Aim of the task |
Copy out each line that mentions the word "measurements".

Provided data |
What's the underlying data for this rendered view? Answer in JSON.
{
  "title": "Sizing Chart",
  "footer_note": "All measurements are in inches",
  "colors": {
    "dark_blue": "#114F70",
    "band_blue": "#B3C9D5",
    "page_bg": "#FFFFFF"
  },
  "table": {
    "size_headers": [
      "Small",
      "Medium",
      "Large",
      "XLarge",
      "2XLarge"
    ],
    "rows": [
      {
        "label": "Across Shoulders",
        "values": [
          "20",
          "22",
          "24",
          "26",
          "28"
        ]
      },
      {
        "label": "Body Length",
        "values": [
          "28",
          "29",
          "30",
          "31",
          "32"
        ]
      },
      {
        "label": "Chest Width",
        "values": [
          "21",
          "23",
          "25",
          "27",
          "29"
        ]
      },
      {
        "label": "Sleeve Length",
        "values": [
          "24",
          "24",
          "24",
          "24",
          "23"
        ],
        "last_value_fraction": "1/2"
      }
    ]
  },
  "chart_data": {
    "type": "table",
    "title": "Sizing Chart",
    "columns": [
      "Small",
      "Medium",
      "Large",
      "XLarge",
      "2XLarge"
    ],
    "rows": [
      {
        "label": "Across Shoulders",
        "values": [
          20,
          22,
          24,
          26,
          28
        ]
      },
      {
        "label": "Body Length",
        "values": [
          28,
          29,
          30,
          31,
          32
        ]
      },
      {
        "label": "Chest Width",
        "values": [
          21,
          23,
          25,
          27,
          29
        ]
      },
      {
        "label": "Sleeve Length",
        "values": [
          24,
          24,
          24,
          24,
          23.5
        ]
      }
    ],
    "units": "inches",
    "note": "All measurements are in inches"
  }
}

Correct output |
  "footer_note": "All measurements are in inches",
    "note": "All measurements are in inches"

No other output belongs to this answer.